= Set exercise =
Leave out the pictures and repeat the data exactly.

= Supplied entries =
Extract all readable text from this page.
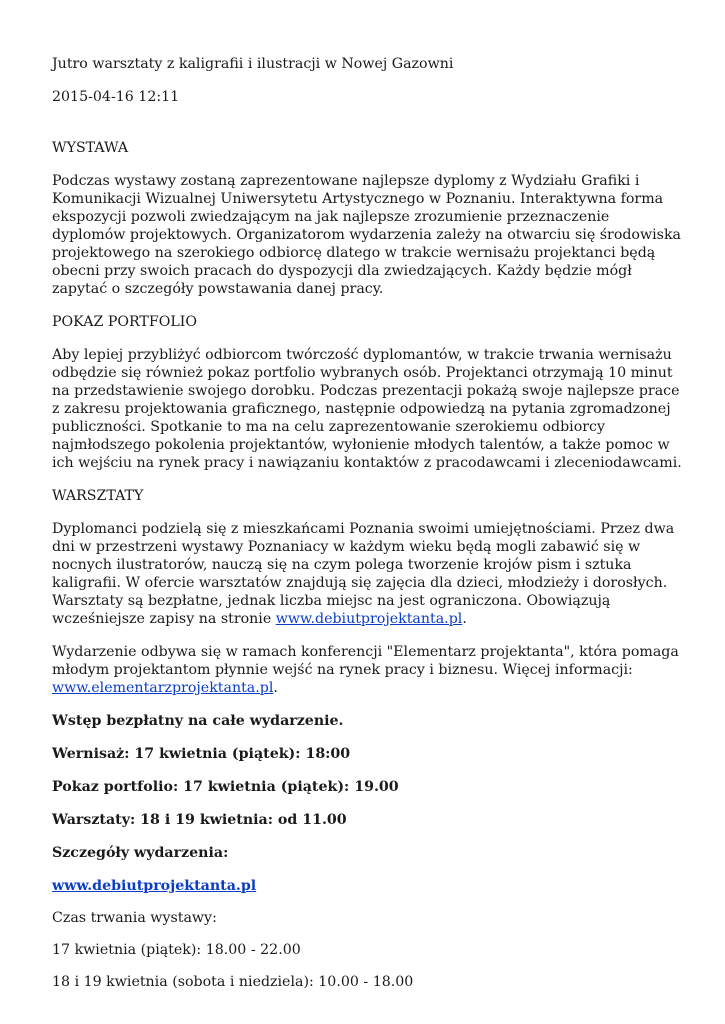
Jutro warsztaty z kaligrafii i ilustracji w Nowej Gazowni

2015-04-16 12:11

WYSTAWA

Podczas wystawy zostaną zaprezentowane najlepsze dyplomy z Wydziału Grafiki i Komunikacji Wizualnej Uniwersytetu Artystycznego w Poznaniu. Interaktywna forma ekspozycji pozwoli zwiedzającym na jak najlepsze zrozumienie przeznaczenie dyplomów projektowych. Organizatorom wydarzenia zależy na otwarciu się środowiska projektowego na szerokiego odbiorcę dlatego w trakcie wernisażu projektanci będą obecni przy swoich pracach do dyspozycji dla zwiedzających. Każdy będzie mógł zapytać o szczegóły powstawania danej pracy.

POKAZ PORTFOLIO

Aby lepiej przybliżyć odbiorcom twórczość dyplomantów, w trakcie trwania wernisażu odbędzie się również pokaz portfolio wybranych osób. Projektanci otrzymają 10 minut na przedstawienie swojego dorobku. Podczas prezentacji pokażą swoje najlepsze prace z zakresu projektowania graficznego, następnie odpowiedzą na pytania zgromadzonej publiczności. Spotkanie to ma na celu zaprezentowanie szerokiemu odbiorcy najmłodszego pokolenia projektantów, wyłonienie młodych talentów, a także pomoc w ich wejściu na rynek pracy i nawiązaniu kontaktów z pracodawcami i zleceniodawcami.

WARSZTATY

Dyplomanci podzielą się z mieszkańcami Poznania swoimi umiejętnościami. Przez dwa dni w przestrzeni wystawy Poznaniacy w każdym wieku będą mogli zabawić się w nocnych ilustratorów, nauczą się na czym polega tworzenie krojów pism i sztuka kaligrafii. W ofercie warsztatów znajdują się zajęcia dla dzieci, młodzieży i dorosłych. Warsztaty są bezpłatne, jednak liczba miejsc na jest ograniczona. Obowiązują wcześniejsze zapisy na stronie www.debiutprojektanta.pl.

Wydarzenie odbywa się w ramach konferencji "Elementarz projektanta", która pomaga młodym projektantom płynnie wejść na rynek pracy i biznesu. Więcej informacji: www.elementarzprojektanta.pl.

Wstęp bezpłatny na całe wydarzenie.

Wernisaż: 17 kwietnia (piątek): 18:00

Pokaz portfolio: 17 kwietnia (piątek): 19.00

Warsztaty: 18 i 19 kwietnia: od 11.00

Szczegóły wydarzenia:

www.debiutprojektanta.pl

Czas trwania wystawy:

17 kwietnia (piątek): 18.00 - 22.00

18 i 19 kwietnia (sobota i niedziela): 10.00 - 18.00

= Answer below =
Extract all readable text from this page.
Jutro warsztaty z kaligrafii i ilustracji w Nowej Gazowni

2015-04-16 12:11

WYSTAWA

Podczas wystawy zostaną zaprezentowane najlepsze dyplomy z Wydziału Grafiki i Komunikacji Wizualnej Uniwersytetu Artystycznego w Poznaniu. Interaktywna forma ekspozycji pozwoli zwiedzającym na jak najlepsze zrozumienie przeznaczenie dyplomów projektowych. Organizatorom wydarzenia zależy na otwarciu się środowiska projektowego na szerokiego odbiorcę dlatego w trakcie wernisażu projektanci będą obecni przy swoich pracach do dyspozycji dla zwiedzających. Każdy będzie mógł zapytać o szczegóły powstawania danej pracy.

POKAZ PORTFOLIO

Aby lepiej przybliżyć odbiorcom twórczość dyplomantów, w trakcie trwania wernisażu odbędzie się również pokaz portfolio wybranych osób. Projektanci otrzymają 10 minut na przedstawienie swojego dorobku. Podczas prezentacji pokażą swoje najlepsze prace z zakresu projektowania graficznego, następnie odpowiedzą na pytania zgromadzonej publiczności. Spotkanie to ma na celu zaprezentowanie szerokiemu odbiorcy najmłodszego pokolenia projektantów, wyłonienie młodych talentów, a także pomoc w ich wejściu na rynek pracy i nawiązaniu kontaktów z pracodawcami i zleceniodawcami.

WARSZTATY

Dyplomanci podzielą się z mieszkańcami Poznania swoimi umiejętnościami. Przez dwa dni w przestrzeni wystawy Poznaniacy w każdym wieku będą mogli zabawić się w nocnych ilustratorów, nauczą się na czym polega tworzenie krojów pism i sztuka kaligrafii. W ofercie warsztatów znajdują się zajęcia dla dzieci, młodzieży i dorosłych. Warsztaty są bezpłatne, jednak liczba miejsc na jest ograniczona. Obowiązują wcześniejsze zapisy na stronie www.debiutprojektanta.pl.

Wydarzenie odbywa się w ramach konferencji "Elementarz projektanta", która pomaga młodym projektantom płynnie wejść na rynek pracy i biznesu. Więcej informacji: www.elementarzprojektanta.pl.

Wstęp bezpłatny na całe wydarzenie.

Wernisaż: 17 kwietnia (piątek): 18:00

Pokaz portfolio: 17 kwietnia (piątek): 19.00

Warsztaty: 18 i 19 kwietnia: od 11.00

Szczegóły wydarzenia:

www.debiutprojektanta.pl

Czas trwania wystawy:

17 kwietnia (piątek): 18.00 - 22.00

18 i 19 kwietnia (sobota i niedziela): 10.00 - 18.00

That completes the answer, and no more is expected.